- _Stated exercise 1_
Answer these questions from the forum exchange about orc minions below.
(a) Which first-level encounter does the reply to the complaint about missing first-level orcs propose?
(b) What does the exchange say hit points measure?
(c) What two effects of fixed damage for minions are listed?
- _Stated exercise 2_
Proceed with the forum exchange about orc minions below, continuing it from its final line.

- _Page extract_
****************
Lizard said:
First off, what's with no 1st level orcs? Dammit, YOU FIGHT ORCS AT FIRST LEVEL. Sheesh.
Two orc raiders and a handful of drudges. First level encounter for ya.
Second...9th level minions have 1 hit point? (Addendum: I prefer '1 hit point' to 'die when they are hit'. It reduces a lot of rules problems.)
Sure. Hit points are a measure of your plot immunity. Minions have no plot immunity. I don't see why that's such a big deal.
Third...fixed damage for minions? Kind of boring, but, meh. I can live with it. I hope there's rules for calculating 'fixed' damage from any weapon, so it's easy to give orc warriors longswords or halberds if you want to.
Fixed damage for minions does two things:
1) It speeds up play dramatically when dealing with a horde.
2) It fixes the problems of minions critting, since a crit is meaningless to someone who does fixed damage.
****************
- _Information supplied_
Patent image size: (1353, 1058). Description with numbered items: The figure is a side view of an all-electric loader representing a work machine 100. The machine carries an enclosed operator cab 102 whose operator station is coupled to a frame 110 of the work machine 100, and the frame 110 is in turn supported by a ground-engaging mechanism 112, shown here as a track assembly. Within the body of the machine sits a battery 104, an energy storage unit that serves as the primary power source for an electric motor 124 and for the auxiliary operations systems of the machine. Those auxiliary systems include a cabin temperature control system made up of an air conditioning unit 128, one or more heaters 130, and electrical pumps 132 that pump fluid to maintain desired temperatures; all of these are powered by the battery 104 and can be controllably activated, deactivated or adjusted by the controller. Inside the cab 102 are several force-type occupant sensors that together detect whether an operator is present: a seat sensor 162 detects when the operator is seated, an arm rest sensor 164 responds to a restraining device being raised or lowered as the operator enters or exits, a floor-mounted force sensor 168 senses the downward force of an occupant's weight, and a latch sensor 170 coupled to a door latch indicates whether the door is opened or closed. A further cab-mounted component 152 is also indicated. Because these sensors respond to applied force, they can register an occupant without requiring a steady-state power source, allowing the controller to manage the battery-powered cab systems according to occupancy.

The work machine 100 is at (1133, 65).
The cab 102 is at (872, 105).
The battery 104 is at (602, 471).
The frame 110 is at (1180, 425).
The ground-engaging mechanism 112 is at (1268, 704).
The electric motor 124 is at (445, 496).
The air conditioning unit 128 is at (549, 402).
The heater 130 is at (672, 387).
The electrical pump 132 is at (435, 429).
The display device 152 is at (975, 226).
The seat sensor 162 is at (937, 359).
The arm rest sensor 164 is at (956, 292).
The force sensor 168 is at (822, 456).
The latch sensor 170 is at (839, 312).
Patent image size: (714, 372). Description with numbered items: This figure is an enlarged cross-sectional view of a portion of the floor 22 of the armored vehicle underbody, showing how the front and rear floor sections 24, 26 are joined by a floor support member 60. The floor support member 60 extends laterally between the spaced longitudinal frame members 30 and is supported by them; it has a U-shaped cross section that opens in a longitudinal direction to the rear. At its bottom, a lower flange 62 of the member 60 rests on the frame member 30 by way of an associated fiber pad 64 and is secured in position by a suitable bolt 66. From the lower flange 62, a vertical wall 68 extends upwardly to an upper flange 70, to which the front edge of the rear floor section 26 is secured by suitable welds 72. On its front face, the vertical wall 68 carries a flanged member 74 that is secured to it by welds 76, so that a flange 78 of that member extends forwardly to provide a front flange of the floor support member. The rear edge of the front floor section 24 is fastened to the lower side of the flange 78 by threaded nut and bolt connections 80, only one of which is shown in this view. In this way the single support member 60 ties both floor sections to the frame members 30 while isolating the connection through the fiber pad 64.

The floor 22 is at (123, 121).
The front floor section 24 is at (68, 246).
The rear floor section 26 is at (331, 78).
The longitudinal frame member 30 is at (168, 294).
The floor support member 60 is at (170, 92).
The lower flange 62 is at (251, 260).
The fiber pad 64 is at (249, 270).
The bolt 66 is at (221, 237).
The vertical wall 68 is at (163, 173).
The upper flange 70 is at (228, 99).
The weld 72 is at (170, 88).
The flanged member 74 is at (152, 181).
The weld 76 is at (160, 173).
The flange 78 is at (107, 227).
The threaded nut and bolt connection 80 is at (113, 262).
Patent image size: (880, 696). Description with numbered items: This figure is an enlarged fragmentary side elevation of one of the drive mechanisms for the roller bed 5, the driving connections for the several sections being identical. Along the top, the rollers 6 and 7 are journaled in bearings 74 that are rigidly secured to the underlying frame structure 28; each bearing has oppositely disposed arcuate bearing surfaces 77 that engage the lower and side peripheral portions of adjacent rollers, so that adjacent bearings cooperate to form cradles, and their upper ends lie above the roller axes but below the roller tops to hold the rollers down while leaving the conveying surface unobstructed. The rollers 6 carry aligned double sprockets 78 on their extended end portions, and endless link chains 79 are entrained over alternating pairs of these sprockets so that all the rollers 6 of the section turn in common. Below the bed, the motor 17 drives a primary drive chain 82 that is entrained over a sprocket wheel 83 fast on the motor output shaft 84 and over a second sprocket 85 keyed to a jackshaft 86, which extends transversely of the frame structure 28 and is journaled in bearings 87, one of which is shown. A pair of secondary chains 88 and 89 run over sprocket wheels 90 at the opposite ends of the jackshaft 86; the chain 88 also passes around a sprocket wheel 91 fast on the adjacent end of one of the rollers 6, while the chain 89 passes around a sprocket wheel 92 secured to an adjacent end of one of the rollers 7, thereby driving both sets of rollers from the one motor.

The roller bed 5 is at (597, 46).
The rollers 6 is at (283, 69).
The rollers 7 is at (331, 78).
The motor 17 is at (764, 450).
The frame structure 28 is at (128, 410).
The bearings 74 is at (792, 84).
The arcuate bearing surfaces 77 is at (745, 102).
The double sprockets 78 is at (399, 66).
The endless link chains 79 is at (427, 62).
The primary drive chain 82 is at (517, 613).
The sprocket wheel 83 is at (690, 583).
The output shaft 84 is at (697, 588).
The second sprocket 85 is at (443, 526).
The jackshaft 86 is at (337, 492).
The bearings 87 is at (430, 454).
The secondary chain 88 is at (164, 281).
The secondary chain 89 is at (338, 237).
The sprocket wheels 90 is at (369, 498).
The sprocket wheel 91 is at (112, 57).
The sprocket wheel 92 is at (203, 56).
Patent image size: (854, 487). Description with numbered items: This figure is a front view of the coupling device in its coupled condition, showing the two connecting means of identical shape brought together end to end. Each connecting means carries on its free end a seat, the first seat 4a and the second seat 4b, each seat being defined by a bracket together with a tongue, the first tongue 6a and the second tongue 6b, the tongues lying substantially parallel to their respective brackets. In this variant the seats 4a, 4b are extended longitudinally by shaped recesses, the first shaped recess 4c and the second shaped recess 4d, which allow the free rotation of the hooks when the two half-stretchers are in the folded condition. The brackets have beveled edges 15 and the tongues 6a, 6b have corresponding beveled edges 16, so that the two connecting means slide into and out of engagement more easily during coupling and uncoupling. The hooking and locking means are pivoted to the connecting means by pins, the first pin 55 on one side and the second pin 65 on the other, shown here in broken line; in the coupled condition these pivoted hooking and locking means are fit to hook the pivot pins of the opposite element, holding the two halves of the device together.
****************
- _Expected answer 1_
(a) Two orc raiders and a handful of drudges.
(b) A character's plot immunity.
(c) It speeds up play dramatically when dealing with a horde, and it fixes the problem of minions critting, since a crit is meaningless to someone who does fixed damage.

- _Expected answer 2_
As for giving longswords to the warriors, that's as simple as increasing their hit bonus by 1 and reduce their damage by 1, or giving them reach 2 if they have halberds. Honestly, you're a big boy. You don't need WotC to hold your hand and tell you how to do this stuff. That took me less time to think of it than it took me to type it out.
Fourth...minions have no skills? None? Well, it does explain the orc lifestyle.
Fifth...why does the Drudge have better armor than the raider? (+4 over reflex vs. +3) You'd think the more elite an orc was, the better armor he'd have. Seems to fit.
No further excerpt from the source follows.